- [WHAT IS EXPECTED] List all lines of the data that include the string "marker".

(Figure record listings)
========

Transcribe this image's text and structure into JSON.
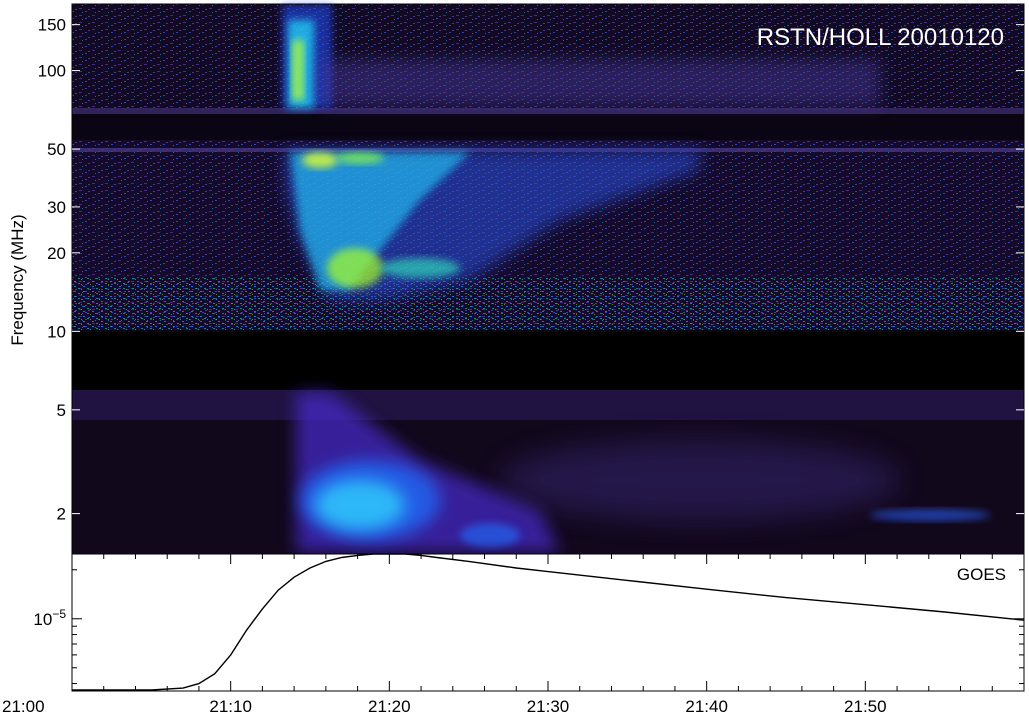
{
  "chart_data": [
    {
      "type": "heatmap",
      "title": "RSTN/HOLL 20010120",
      "xlabel": "",
      "ylabel": "Frequency (MHz)",
      "yscale": "log",
      "ylim": [
        1.4,
        180
      ],
      "y_ticks": [
        2,
        5,
        10,
        20,
        30,
        50,
        100,
        150
      ],
      "y_tick_labels": [
        "2",
        "5",
        "10",
        "20",
        "30",
        "50",
        "100",
        "150"
      ],
      "xlim": [
        "21:00",
        "22:00"
      ],
      "colors": {
        "background": "#000000",
        "low": "#3a1f6e",
        "mid": "#1f5cff",
        "high": "#00ffd0",
        "peak": "#c8ff00"
      }
    },
    {
      "type": "line",
      "title": "GOES",
      "xlabel": "",
      "ylabel": "",
      "yscale": "log",
      "ylim": [
        3.6e-06,
        2.5e-05
      ],
      "y_ticks": [
        1e-05
      ],
      "x_tick_labels": [
        "21:00",
        "21:10",
        "21:20",
        "21:30",
        "21:40",
        "21:50"
      ],
      "x_ticks_min": [
        0,
        10,
        20,
        30,
        40,
        50
      ],
      "series": [
        {
          "x": [
            0,
            5,
            7,
            8,
            9,
            10,
            11,
            12,
            13,
            14,
            15,
            16,
            17,
            18,
            19,
            20,
            21,
            22,
            23,
            25,
            28,
            30,
            35,
            40,
            45,
            50,
            55,
            60
          ],
          "y": [
            3.65e-06,
            3.65e-06,
            3.75e-06,
            4e-06,
            4.6e-06,
            6e-06,
            8.5e-06,
            1.15e-05,
            1.5e-05,
            1.8e-05,
            2.05e-05,
            2.25e-05,
            2.38e-05,
            2.45e-05,
            2.5e-05,
            2.5e-05,
            2.5e-05,
            2.45e-05,
            2.38e-05,
            2.25e-05,
            2.05e-05,
            1.95e-05,
            1.72e-05,
            1.52e-05,
            1.35e-05,
            1.22e-05,
            1.1e-05,
            9.8e-06
          ]
        }
      ]
    }
  ]
}
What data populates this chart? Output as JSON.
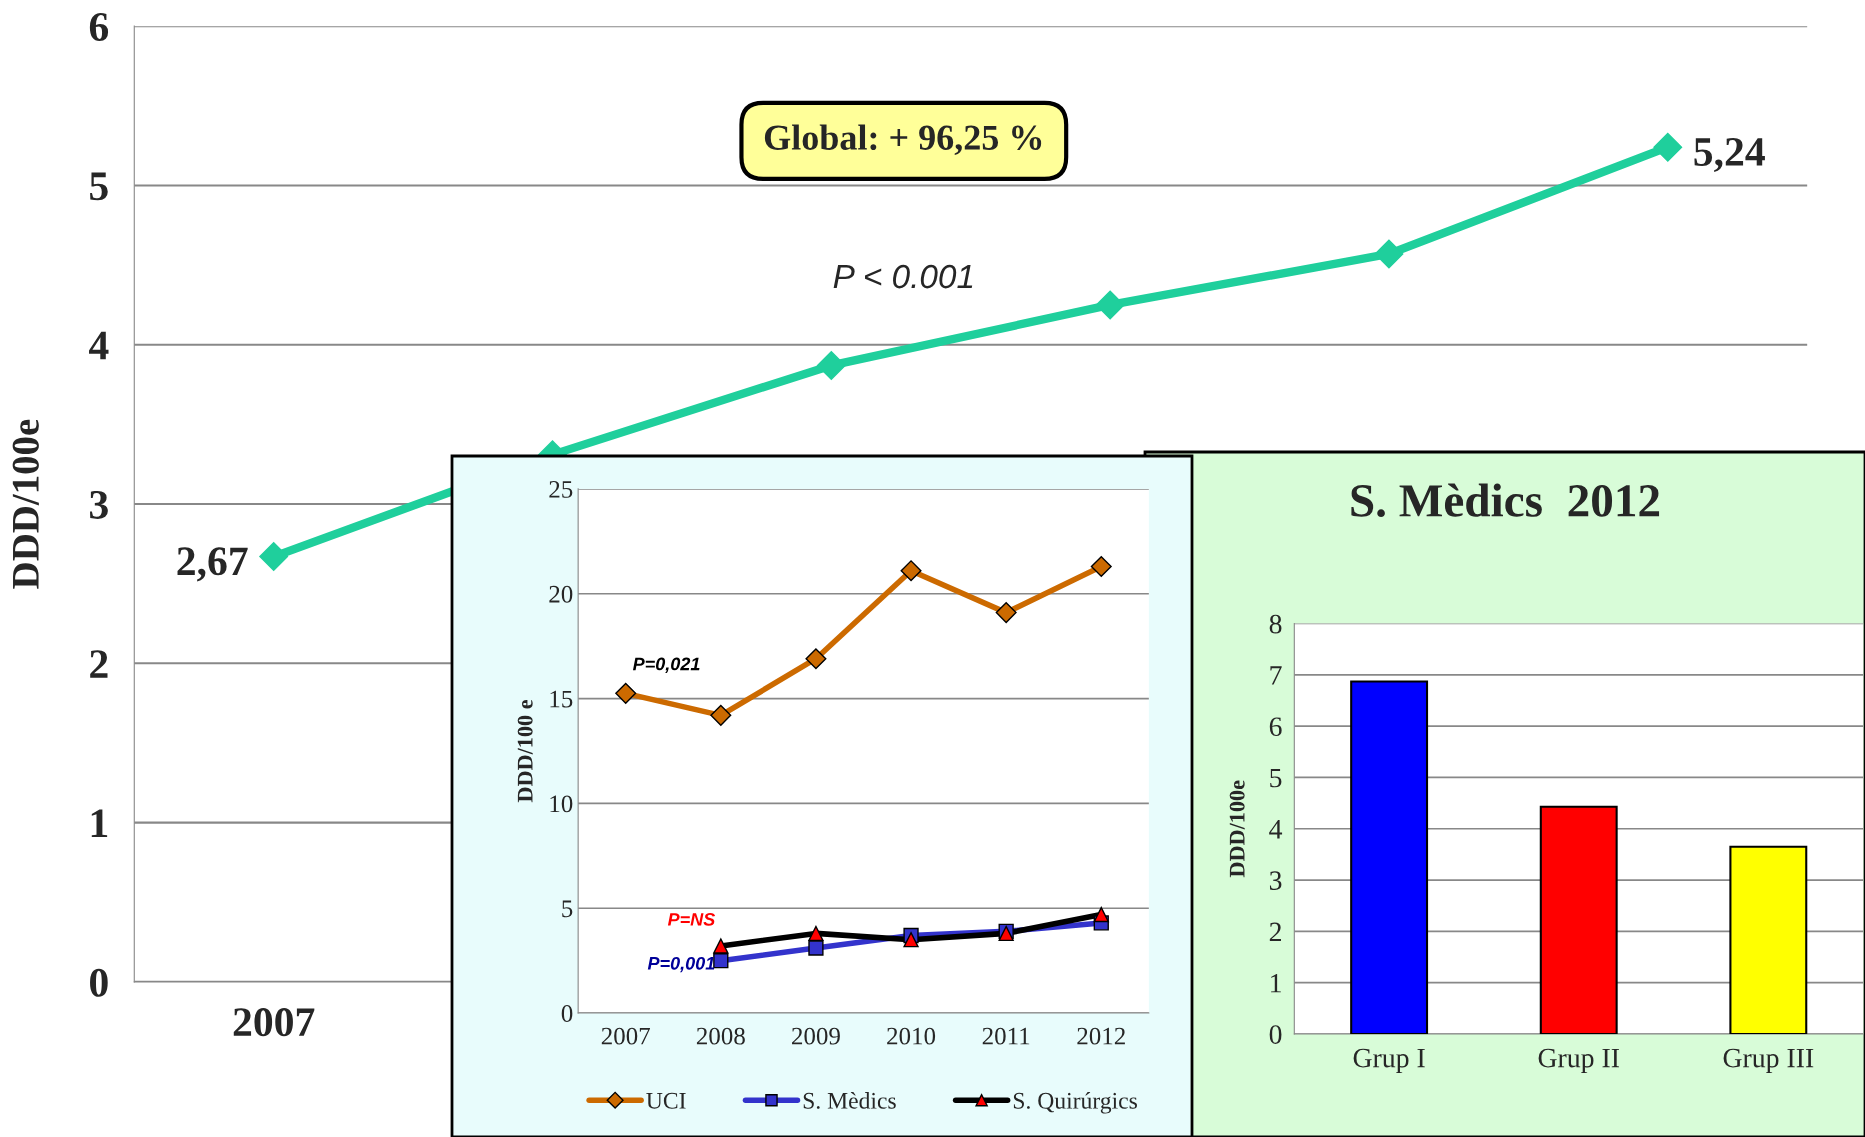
{
  "chart_data": [
    {
      "type": "line",
      "ylabel": "DDD/100e",
      "categories": [
        "2007",
        null,
        null,
        null,
        null,
        null
      ],
      "series": [
        {
          "color": "#1fcf9c",
          "values": [
            2.67,
            3.31,
            3.87,
            4.25,
            4.57,
            5.24
          ],
          "value_labels": [
            "2,67",
            null,
            null,
            null,
            null,
            "5,24"
          ]
        }
      ],
      "ylim": [
        0,
        6
      ],
      "yticks": [
        0,
        1,
        2,
        3,
        4,
        5,
        6
      ],
      "grid": "y",
      "marker": "diamond",
      "line_style": "solid",
      "annotations": [
        "Global: + 96,25 %",
        "P < 0.001"
      ]
    },
    {
      "type": "line",
      "ylabel": "DDD/100 e",
      "categories": [
        "2007",
        "2008",
        "2009",
        "2010",
        "2011",
        "2012"
      ],
      "series": [
        {
          "name": "UCI",
          "color": "#cc6a00",
          "marker": "diamond",
          "values": [
            15.25,
            14.2,
            16.9,
            21.1,
            19.1,
            21.3
          ]
        },
        {
          "name": "S. Mèdics",
          "color": "#3333cc",
          "marker": "square",
          "values": [
            null,
            2.5,
            3.1,
            3.7,
            3.9,
            4.3
          ]
        },
        {
          "name": "S. Quirúrgics",
          "color": "#000000",
          "marker": "triangle",
          "colors": [
            null,
            "#ff0000",
            "#ff0000",
            "#ff0000",
            "#ff0000",
            "#ff0000"
          ],
          "values": [
            null,
            3.2,
            3.8,
            3.5,
            3.8,
            4.7
          ]
        }
      ],
      "ylim": [
        0,
        25
      ],
      "yticks": [
        0,
        5,
        10,
        15,
        20,
        25
      ],
      "grid": "y",
      "legend": "bottom",
      "line_style": "solid",
      "annotations": [
        {
          "text": "P=0,021",
          "x": "2007",
          "y": 15.25
        },
        {
          "text": "P=NS",
          "x": "2008",
          "y": 3.2
        },
        {
          "text": "P=0,001",
          "x": "2008",
          "y": 2.5
        }
      ]
    },
    {
      "type": "bar",
      "title": "S. Mèdics  2012",
      "ylabel": "DDD/100e",
      "categories": [
        "Grup I",
        "Grup II",
        "Grup III"
      ],
      "values": [
        6.87,
        4.43,
        3.65
      ],
      "colors": [
        "#0000ff",
        "#ff0000",
        "#ffff00"
      ],
      "ylim": [
        0,
        8
      ],
      "yticks": [
        0,
        1,
        2,
        3,
        4,
        5,
        6,
        7,
        8
      ],
      "grid": "y"
    }
  ]
}
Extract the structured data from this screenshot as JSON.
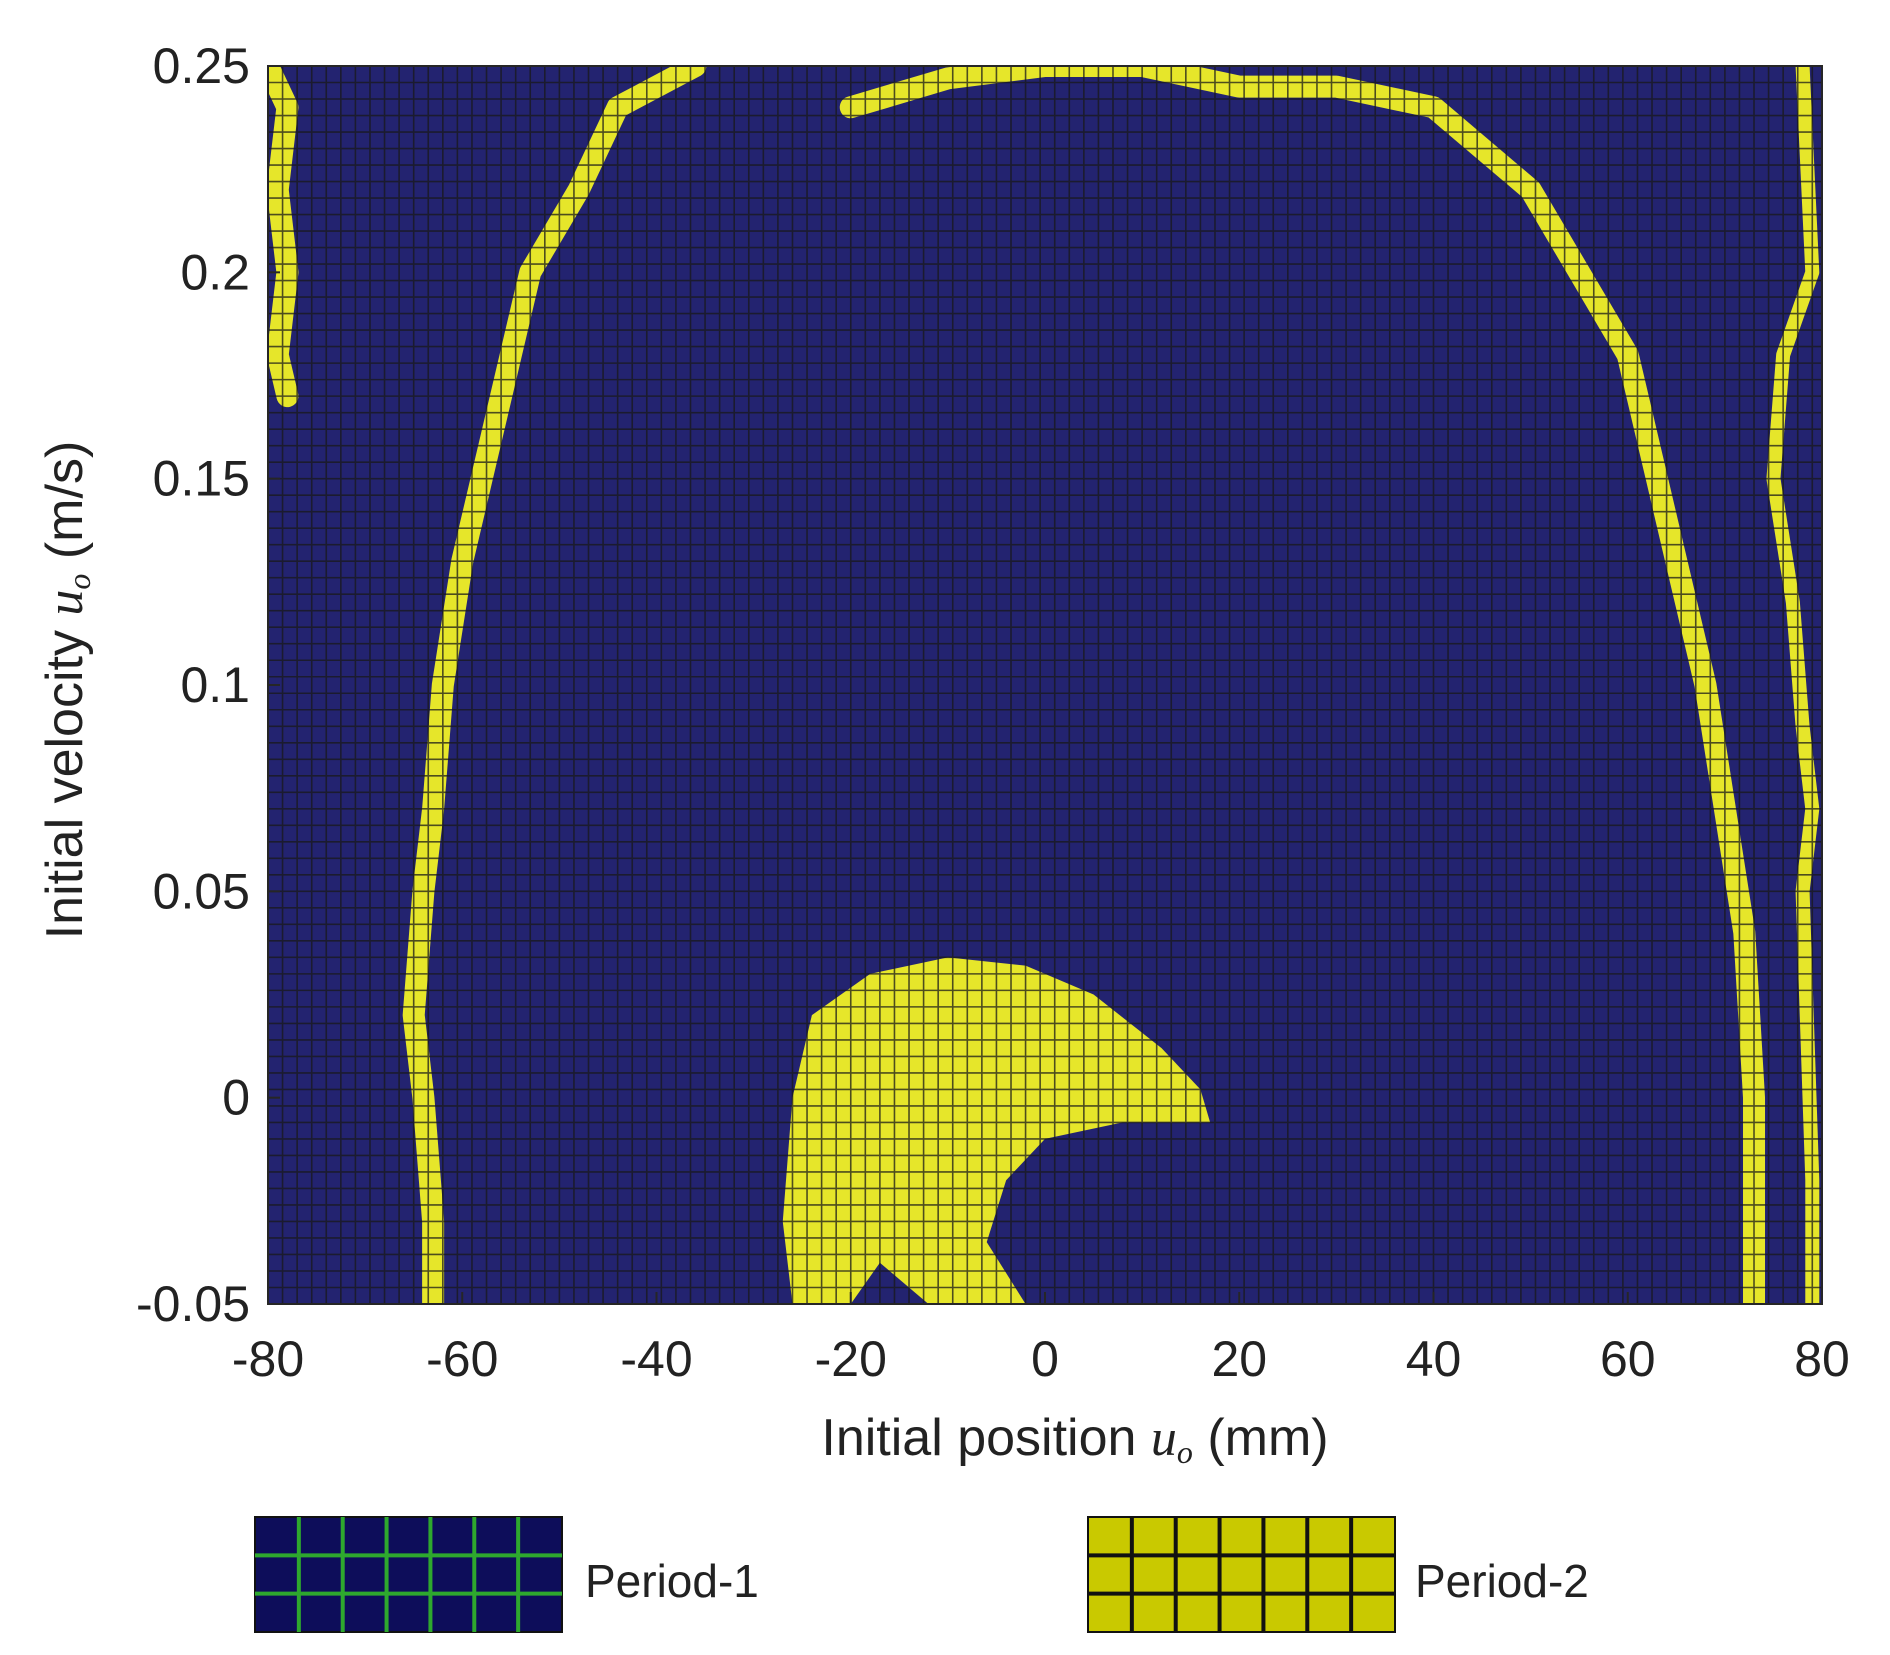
{
  "chart_data": {
    "type": "heatmap",
    "title": "",
    "xlabel": "Initial position",
    "xlabel_symbol": "u",
    "xlabel_subscript": "o",
    "xlabel_unit": "(mm)",
    "ylabel": "Initial velocity",
    "ylabel_symbol": "u",
    "ylabel_subscript": "o",
    "ylabel_unit": "(m/s)",
    "xlim": [
      -80,
      80
    ],
    "ylim": [
      -0.05,
      0.25
    ],
    "xticks": [
      -80,
      -60,
      -40,
      -20,
      0,
      20,
      40,
      60,
      80
    ],
    "xtick_labels": [
      "-80",
      "-60",
      "-40",
      "-20",
      "0",
      "20",
      "40",
      "60",
      "80"
    ],
    "yticks": [
      -0.05,
      0,
      0.05,
      0.1,
      0.15,
      0.2,
      0.25
    ],
    "ytick_labels": [
      "-0.05",
      "0",
      "0.05",
      "0.1",
      "0.15",
      "0.2",
      "0.25"
    ],
    "grid": true,
    "cell_size": {
      "x_mm": 1.5,
      "y_ms": 0.004
    },
    "background_class": "Period-1",
    "categories": [
      {
        "name": "Period-1",
        "color": "#232370",
        "grid_color": "#1a1a1a"
      },
      {
        "name": "Period-2",
        "color": "#e6e62a",
        "grid_color": "#1a1a1a"
      }
    ],
    "period2_regions": [
      {
        "region": "left-band",
        "points": [
          [
            -80,
            0.25
          ],
          [
            -78,
            0.24
          ],
          [
            -79,
            0.22
          ],
          [
            -78,
            0.2
          ],
          [
            -79,
            0.18
          ],
          [
            -78,
            0.17
          ]
        ]
      },
      {
        "region": "left-arc",
        "points": [
          [
            -36,
            0.25
          ],
          [
            -44,
            0.24
          ],
          [
            -48,
            0.22
          ],
          [
            -53,
            0.2
          ],
          [
            -56,
            0.17
          ],
          [
            -58,
            0.15
          ],
          [
            -60,
            0.13
          ],
          [
            -62,
            0.1
          ],
          [
            -63,
            0.07
          ],
          [
            -64,
            0.05
          ],
          [
            -65,
            0.02
          ],
          [
            -64,
            0.0
          ],
          [
            -63,
            -0.03
          ],
          [
            -63,
            -0.05
          ]
        ]
      },
      {
        "region": "top-arc",
        "points": [
          [
            -20,
            0.24
          ],
          [
            -10,
            0.247
          ],
          [
            0,
            0.25
          ],
          [
            10,
            0.25
          ],
          [
            20,
            0.245
          ],
          [
            30,
            0.245
          ],
          [
            40,
            0.24
          ],
          [
            50,
            0.22
          ],
          [
            55,
            0.2
          ],
          [
            60,
            0.18
          ],
          [
            63,
            0.15
          ],
          [
            66,
            0.12
          ],
          [
            68,
            0.1
          ],
          [
            70,
            0.07
          ],
          [
            72,
            0.04
          ],
          [
            73,
            0.0
          ],
          [
            73,
            -0.05
          ]
        ]
      },
      {
        "region": "right-edge",
        "points": [
          [
            78,
            0.25
          ],
          [
            79,
            0.2
          ],
          [
            76,
            0.18
          ],
          [
            75,
            0.15
          ],
          [
            77,
            0.12
          ],
          [
            78,
            0.09
          ],
          [
            79,
            0.07
          ],
          [
            78,
            0.05
          ],
          [
            79,
            -0.02
          ],
          [
            79,
            -0.05
          ]
        ]
      },
      {
        "region": "central-lobe",
        "points": [
          [
            -26,
            -0.05
          ],
          [
            -27,
            -0.03
          ],
          [
            -26,
            0.0
          ],
          [
            -24,
            0.02
          ],
          [
            -18,
            0.03
          ],
          [
            -10,
            0.034
          ],
          [
            -2,
            0.032
          ],
          [
            5,
            0.025
          ],
          [
            12,
            0.012
          ],
          [
            16,
            0.002
          ],
          [
            17,
            -0.006
          ],
          [
            8,
            -0.006
          ],
          [
            0,
            -0.01
          ],
          [
            -4,
            -0.02
          ],
          [
            -6,
            -0.035
          ],
          [
            -2,
            -0.05
          ],
          [
            -12,
            -0.05
          ],
          [
            -17,
            -0.04
          ],
          [
            -20,
            -0.05
          ]
        ]
      }
    ]
  }
}
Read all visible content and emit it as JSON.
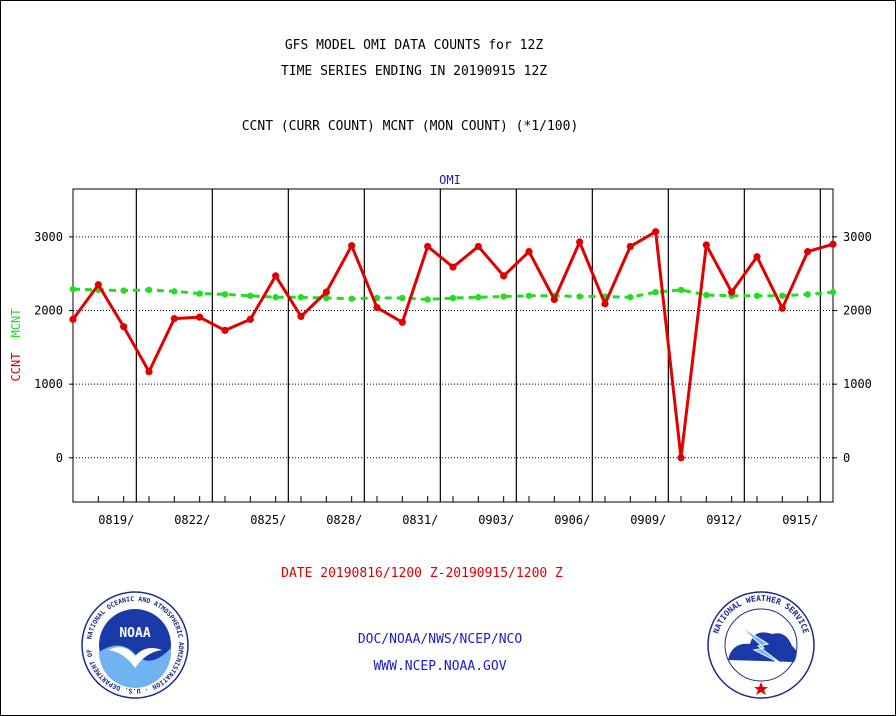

========

- [TASK OUTPUT]
      "marker": "diamond",
          "marker": "diamond",
          "marker": "square",
          "marker": "triangle",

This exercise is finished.